### Document text ###

Burnout as Portal

WHEN BREAKING DOWN IS BREAKING THROUGH

What if burnout isn't the end? What if it's the beginning? What if burnout is a portal — a doorway your soul opens when you refuse to listen any other way?

We've been taught to fear burnout. To see it as a failure. As a weakness. As something to avoid at all costs.

I gained more weight. Suddenly had injuries all the time. Exhausted and irritable. Probably not fun to work with sometimes.

And all I did was eat more cupcakes, take more Advil, see more doctors, drink more coffee, and make more excuses for my behavior.

Until my mind pulled the plug.

The mind is the most powerful part of the body. So much so that it will help you override physical illness and keep going. But when the mind determines that you're incapable of listening to yourself and sitting down?

It will sit you down somehow, someway.

Depression. Anxiety. Some other mental health challenge that demands your attention and forces you to have a seat.

I was on the burnout hamster wheel. Pouring everything I had into work that wasn't quite me. In spaces that didn't get me. With people who didn't speak my language. With the baggage of race, class, and gender weighing me down.

The burnout weather system. All the conditions to make a tornado.

I was contorting to over-perform excellence. Believing, as I was taught to believe, that excellence was currency. A proof point of capability. And worse – of worth.

When you experience professional rejection for any reason, it chips away at worth, at value, at enough-ness. A design that keeps many of us plugging away in broken systems because we ourselves are broken.

Whatever childhood wounds or cultural imprints drive us to excel are the wounds that make it hard to see that this shadow dance is even happening.

Until burnout. Until there's a physical SOS. A flare sent up by the body. The mind is signaling that you are out of whack.

In hindsight, having come to the other side, I realize my mind was carrying the truth I refused to hear.

Years of therapy talking about the stress of each day until I realized everything on the surface was the eruption of what lay beneath.

### Information provided ###

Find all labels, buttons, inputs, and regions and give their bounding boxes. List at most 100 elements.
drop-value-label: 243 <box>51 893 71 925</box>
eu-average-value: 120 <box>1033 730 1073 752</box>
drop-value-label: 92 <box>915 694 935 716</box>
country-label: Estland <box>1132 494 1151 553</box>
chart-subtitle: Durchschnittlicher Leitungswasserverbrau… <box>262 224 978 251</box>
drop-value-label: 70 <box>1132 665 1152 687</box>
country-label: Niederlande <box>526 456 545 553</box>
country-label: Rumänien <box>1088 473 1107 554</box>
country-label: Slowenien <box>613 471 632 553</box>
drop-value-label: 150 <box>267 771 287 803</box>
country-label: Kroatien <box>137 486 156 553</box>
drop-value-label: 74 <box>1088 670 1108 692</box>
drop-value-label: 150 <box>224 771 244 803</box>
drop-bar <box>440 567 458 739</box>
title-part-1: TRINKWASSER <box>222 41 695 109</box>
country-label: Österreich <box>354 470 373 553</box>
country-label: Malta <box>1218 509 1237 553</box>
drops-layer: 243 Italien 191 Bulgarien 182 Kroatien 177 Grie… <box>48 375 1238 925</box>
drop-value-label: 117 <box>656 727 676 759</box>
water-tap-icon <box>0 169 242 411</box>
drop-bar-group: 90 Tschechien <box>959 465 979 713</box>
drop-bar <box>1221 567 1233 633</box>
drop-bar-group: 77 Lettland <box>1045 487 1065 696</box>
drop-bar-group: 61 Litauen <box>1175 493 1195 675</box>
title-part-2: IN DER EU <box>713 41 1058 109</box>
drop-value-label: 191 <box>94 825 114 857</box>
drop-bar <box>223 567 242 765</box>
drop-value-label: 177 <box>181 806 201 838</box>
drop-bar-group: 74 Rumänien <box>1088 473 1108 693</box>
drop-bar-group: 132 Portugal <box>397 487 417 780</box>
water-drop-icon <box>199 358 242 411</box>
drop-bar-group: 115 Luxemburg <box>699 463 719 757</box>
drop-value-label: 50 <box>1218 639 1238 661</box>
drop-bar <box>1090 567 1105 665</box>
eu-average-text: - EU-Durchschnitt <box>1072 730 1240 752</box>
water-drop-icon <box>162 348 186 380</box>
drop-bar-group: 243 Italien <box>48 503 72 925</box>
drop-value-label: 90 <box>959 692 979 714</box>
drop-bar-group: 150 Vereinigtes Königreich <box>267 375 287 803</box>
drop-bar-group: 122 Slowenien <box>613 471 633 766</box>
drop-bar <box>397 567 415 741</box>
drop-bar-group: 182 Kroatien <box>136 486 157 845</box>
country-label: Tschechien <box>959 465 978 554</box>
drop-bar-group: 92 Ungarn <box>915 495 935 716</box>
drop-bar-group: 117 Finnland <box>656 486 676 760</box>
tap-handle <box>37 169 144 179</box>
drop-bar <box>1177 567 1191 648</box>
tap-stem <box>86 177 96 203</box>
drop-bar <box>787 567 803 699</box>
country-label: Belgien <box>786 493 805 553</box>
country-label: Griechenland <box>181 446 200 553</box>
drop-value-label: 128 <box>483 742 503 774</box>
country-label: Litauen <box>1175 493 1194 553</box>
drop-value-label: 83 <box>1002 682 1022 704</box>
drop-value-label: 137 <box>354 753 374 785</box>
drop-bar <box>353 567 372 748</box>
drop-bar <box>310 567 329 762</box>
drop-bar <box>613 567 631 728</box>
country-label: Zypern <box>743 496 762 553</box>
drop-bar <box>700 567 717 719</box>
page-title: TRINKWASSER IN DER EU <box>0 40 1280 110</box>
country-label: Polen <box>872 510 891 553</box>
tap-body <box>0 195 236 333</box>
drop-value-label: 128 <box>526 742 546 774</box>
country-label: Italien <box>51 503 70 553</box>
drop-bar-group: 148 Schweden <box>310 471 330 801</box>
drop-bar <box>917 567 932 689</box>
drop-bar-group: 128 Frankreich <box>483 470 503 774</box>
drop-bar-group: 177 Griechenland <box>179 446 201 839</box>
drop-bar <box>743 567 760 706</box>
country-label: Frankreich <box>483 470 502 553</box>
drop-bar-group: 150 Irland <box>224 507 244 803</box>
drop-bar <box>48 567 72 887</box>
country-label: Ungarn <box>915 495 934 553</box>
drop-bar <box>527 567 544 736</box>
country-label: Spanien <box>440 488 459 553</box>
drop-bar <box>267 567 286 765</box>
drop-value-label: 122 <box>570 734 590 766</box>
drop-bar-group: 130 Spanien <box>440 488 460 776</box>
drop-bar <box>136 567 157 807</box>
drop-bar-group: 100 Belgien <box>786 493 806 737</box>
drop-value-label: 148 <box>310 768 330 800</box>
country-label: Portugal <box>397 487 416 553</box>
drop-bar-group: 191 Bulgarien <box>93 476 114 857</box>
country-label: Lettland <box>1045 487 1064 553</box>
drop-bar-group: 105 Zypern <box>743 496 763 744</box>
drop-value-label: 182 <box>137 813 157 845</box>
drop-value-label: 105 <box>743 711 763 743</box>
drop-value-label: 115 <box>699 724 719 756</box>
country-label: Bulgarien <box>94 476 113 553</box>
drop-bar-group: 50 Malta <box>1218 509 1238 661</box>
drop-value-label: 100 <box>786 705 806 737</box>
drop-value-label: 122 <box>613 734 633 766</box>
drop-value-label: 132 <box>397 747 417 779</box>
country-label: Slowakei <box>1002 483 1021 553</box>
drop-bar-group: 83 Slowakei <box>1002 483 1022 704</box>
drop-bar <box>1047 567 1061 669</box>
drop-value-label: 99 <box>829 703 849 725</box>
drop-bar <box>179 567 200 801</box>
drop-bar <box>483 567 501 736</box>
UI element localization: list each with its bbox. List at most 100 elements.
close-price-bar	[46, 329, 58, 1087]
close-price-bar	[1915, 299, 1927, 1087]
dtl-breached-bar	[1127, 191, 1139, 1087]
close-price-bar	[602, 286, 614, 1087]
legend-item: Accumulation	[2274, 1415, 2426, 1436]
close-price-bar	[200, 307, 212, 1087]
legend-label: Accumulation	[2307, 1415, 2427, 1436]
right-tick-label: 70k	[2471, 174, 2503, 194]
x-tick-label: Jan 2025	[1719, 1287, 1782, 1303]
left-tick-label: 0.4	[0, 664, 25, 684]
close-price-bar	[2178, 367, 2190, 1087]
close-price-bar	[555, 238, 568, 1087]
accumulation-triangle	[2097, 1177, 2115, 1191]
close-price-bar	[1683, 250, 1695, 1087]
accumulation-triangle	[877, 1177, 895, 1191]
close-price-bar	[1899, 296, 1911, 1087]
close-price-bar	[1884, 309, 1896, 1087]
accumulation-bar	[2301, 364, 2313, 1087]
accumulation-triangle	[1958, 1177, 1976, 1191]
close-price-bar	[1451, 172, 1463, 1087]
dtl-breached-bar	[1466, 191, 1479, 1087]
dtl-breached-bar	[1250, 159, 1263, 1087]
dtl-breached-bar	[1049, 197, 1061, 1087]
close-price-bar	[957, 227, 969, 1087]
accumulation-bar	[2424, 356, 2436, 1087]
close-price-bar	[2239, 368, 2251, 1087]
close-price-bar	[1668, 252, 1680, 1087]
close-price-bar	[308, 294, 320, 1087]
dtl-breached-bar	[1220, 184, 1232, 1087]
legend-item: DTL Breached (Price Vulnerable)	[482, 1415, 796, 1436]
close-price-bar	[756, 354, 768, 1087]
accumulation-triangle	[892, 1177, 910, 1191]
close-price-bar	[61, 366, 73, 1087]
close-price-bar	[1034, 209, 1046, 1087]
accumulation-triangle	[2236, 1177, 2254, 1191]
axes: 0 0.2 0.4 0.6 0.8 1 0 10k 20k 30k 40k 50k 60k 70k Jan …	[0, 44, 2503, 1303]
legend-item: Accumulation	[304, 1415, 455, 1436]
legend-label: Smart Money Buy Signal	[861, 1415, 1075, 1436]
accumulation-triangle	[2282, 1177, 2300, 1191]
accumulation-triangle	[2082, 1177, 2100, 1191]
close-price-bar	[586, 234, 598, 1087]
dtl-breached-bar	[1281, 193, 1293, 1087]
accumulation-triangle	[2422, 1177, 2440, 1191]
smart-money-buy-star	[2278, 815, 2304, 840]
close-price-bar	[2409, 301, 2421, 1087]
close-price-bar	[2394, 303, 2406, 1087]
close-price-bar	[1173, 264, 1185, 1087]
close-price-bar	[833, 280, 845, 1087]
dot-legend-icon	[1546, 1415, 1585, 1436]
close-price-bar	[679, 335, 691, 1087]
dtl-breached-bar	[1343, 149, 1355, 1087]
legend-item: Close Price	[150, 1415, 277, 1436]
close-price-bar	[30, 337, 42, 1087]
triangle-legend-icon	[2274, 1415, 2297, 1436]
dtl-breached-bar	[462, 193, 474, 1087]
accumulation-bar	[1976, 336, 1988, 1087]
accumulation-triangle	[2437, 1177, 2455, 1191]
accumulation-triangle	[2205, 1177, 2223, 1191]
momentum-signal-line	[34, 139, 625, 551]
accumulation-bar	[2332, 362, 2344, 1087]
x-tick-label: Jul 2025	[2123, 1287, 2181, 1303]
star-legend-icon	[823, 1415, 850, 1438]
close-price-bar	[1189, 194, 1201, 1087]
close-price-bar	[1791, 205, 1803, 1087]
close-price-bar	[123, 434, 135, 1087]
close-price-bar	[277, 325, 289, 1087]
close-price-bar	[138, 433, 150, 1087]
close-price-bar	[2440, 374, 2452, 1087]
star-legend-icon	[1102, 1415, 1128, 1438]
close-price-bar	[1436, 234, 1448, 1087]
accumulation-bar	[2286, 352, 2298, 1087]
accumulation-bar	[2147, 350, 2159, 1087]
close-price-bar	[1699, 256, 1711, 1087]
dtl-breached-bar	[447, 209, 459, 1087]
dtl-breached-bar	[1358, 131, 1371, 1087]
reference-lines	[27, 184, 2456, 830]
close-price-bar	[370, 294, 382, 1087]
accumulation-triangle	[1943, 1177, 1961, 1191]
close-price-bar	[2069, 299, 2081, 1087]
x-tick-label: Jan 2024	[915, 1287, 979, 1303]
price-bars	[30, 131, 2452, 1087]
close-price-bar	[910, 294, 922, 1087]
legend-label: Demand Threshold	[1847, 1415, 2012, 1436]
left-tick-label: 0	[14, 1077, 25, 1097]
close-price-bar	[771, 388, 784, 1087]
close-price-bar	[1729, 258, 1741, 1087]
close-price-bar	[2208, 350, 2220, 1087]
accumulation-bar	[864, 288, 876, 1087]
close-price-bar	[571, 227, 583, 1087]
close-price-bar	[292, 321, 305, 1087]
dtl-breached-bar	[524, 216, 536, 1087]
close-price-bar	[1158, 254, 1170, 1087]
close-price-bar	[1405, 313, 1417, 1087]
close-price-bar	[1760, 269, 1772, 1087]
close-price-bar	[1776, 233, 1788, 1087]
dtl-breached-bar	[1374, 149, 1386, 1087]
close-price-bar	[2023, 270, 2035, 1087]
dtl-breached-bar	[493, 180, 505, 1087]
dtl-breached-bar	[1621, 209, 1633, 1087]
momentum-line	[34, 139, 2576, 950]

###

Continue the piece on burnout as a portal, beginning right after its final sentence and keeping its first-person voice and short, punchy paragraphs.

The child who wasn't listened to and feared abandonment. The teen who survived by being hypervigilant and over-giving. The young adult told that growing up in poverty had sealed her fate. The Black woman scarred in white spaces. The larger body shamed for the trauma it revealed. The soul that inherited ancestral angst and generational pain.

It read something like this: I did it, I made it, I won it, I achieved it, now love me, validate me, tell me who I am. I am empty. Repeat.

I believed that if I just worked harder, stayed quieter, got skinnier, and kept myself together, I'd be...[you can fill in the blank here with what you thought the outcome would be]

But when my mind broke, it forced me to wrestle with the cycle I was in. And more importantly, why I was in it.

Much of the time we are cycling, and it's not until a rupture that we awaken. We fear these moments — the disruption to our curated lives, the stigma of what it means to pause and say: I'm not okay AND I'm not happy.

It's hard to sit with that. To take responsibility for your own happiness. To un-victimize yourself. To un-villainize the people around you.

But here's what I discovered: I wasn't alone in this reckoning.

Shortly after my return to work, COVID struck. Charles Darwin's survival of the fittest played out in real time.

COVID was the first collective reckoning. The current political climate suggests another is on the horizon.

Post-COVID permitted me to wear workout clothes to work. Pearl earrings got tossed for large gold hoops and occasionally plastic fake gold door knockers. If you know, you know.

I was coming back online. Not for more performance. For discovering who I was and what I wanted out of this life. A personal seeing of something you can't unsee. You don't have all the steps figured out, but you know it's different.

The pandemic afforded all of us the space to really rest. To start questioning old belief systems and ways of being that didn't lead to any real happiness or well-being.

Success does not equal alignment. That feeling of being in tune and in the right orchestra. That's really what we're all searching for: Getting our personal compass to match the arrow for true north.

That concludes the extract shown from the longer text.